_What needs to be done_
From the entries that follow, pick out all lines holding "label".

** begin Available data **

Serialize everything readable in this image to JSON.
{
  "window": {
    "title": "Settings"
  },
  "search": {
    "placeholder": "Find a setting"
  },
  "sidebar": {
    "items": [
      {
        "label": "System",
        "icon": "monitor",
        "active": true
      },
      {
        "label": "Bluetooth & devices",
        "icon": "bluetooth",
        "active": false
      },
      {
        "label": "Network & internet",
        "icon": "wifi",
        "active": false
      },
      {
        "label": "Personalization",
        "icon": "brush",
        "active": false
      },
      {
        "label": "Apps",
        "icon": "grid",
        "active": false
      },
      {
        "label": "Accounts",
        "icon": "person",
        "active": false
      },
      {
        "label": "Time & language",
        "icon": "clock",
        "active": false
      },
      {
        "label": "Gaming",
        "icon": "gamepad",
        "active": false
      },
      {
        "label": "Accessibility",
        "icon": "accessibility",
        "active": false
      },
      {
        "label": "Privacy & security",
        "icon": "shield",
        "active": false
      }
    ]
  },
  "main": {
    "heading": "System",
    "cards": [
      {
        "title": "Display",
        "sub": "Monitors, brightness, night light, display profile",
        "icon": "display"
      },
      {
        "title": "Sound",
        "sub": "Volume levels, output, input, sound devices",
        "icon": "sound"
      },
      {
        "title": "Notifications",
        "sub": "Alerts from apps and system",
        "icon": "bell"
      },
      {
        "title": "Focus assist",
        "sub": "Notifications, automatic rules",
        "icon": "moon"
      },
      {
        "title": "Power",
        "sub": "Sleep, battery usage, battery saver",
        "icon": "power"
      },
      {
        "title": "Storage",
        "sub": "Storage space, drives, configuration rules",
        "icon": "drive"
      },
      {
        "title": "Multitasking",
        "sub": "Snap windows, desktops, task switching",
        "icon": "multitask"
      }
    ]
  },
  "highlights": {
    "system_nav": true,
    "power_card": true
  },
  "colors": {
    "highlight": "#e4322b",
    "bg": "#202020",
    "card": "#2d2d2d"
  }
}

** end Available data **

_Solution for this exercise_
        "label": "System",
        "label": "Bluetooth & devices",
        "label": "Network & internet",
        "label": "Personalization",
        "label": "Apps",
        "label": "Accounts",
        "label": "Time & language",
        "label": "Gaming",
        "label": "Accessibility",
        "label": "Privacy & security",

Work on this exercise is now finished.